◆ **Records shown**:
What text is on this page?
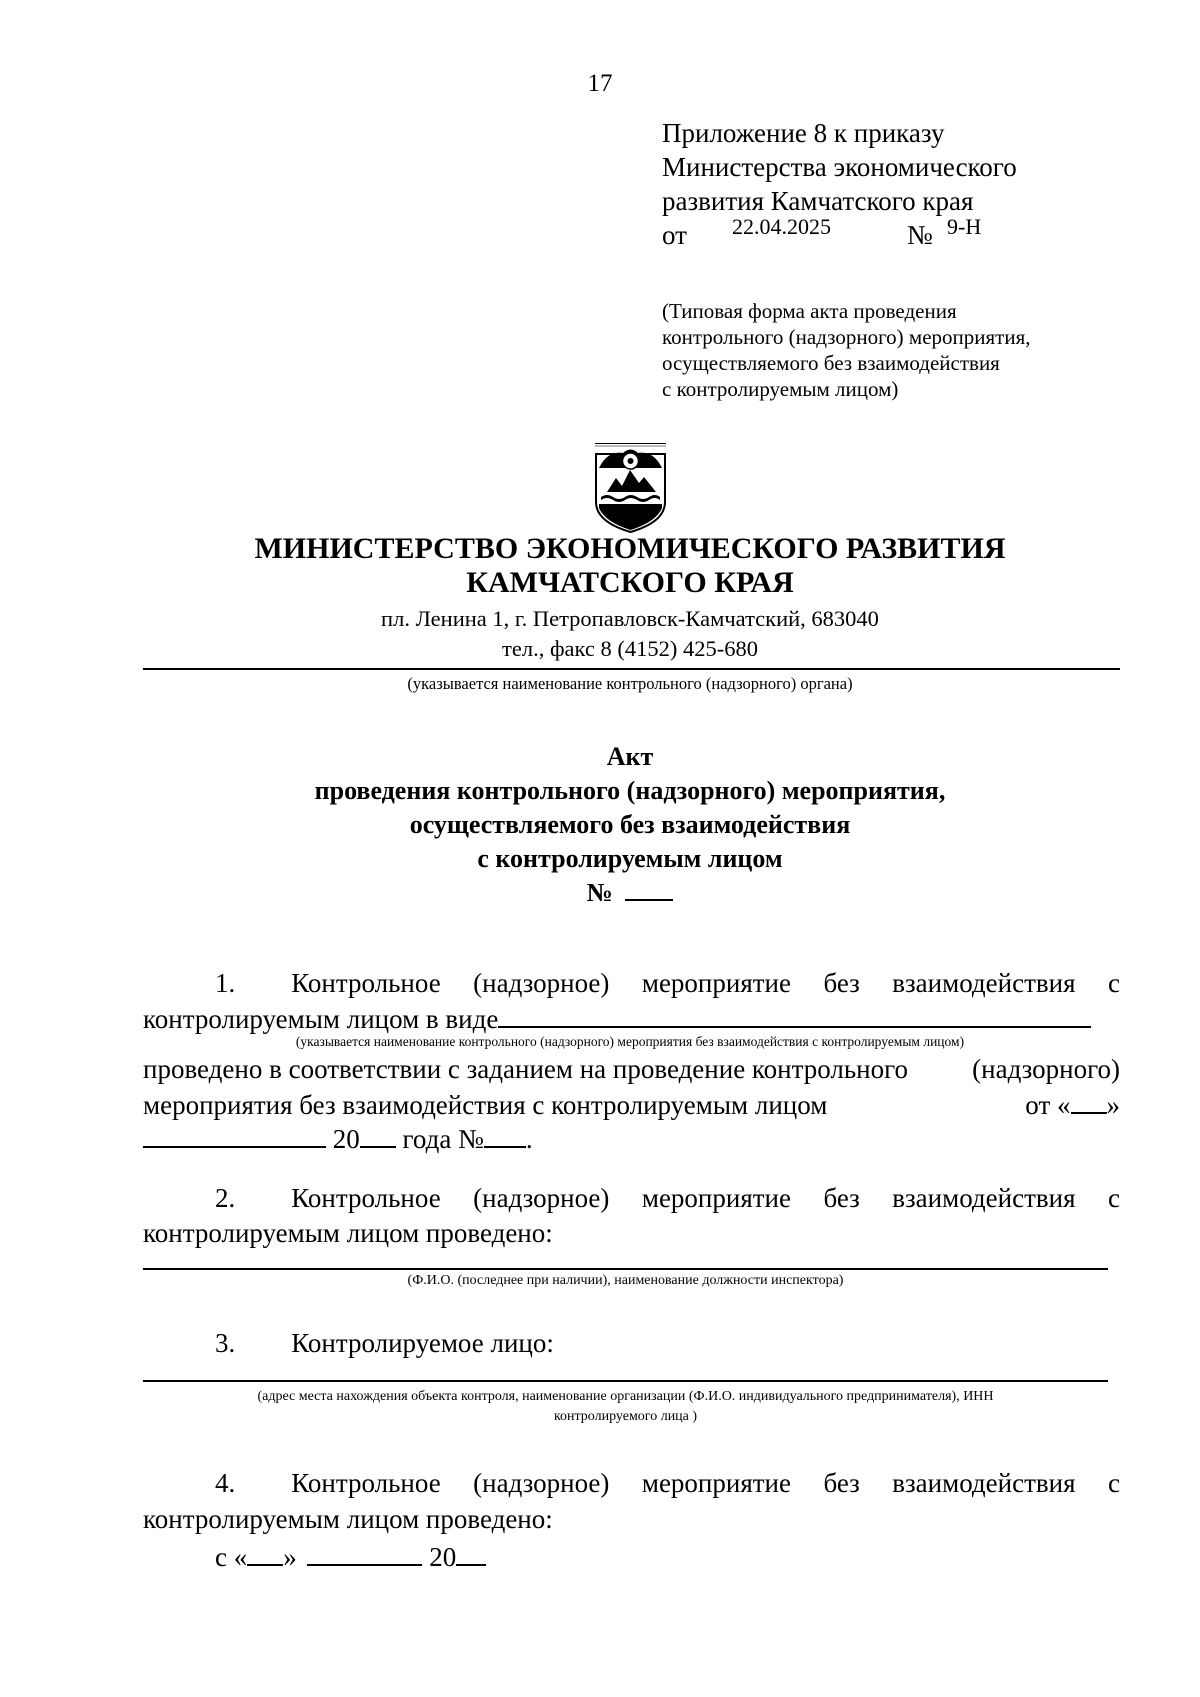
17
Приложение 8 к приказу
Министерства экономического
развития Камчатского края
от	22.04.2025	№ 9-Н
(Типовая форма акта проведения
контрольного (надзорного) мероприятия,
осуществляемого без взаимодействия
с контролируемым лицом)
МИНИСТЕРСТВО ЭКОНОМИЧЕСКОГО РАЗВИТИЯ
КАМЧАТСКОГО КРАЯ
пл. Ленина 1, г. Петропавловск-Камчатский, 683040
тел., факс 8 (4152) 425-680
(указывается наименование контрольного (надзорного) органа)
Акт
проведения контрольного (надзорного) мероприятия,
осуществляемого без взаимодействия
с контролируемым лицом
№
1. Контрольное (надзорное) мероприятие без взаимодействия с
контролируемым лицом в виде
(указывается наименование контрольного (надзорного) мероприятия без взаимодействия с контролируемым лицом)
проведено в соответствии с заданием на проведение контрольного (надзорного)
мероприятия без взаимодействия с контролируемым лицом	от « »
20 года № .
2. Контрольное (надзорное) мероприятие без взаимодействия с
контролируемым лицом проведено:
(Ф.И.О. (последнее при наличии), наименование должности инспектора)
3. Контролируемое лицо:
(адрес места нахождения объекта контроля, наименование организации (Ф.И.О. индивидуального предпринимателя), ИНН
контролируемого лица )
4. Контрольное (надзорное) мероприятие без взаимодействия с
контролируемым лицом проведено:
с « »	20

◆ **Work instructions**:
In the material above, find the lines that contain "указывается" and show them.

◆ **Full answer**:
(указывается наименование контрольного (надзорного) органа)
(указывается наименование контрольного (надзорного) мероприятия без взаимодействия с контролируемым лицом)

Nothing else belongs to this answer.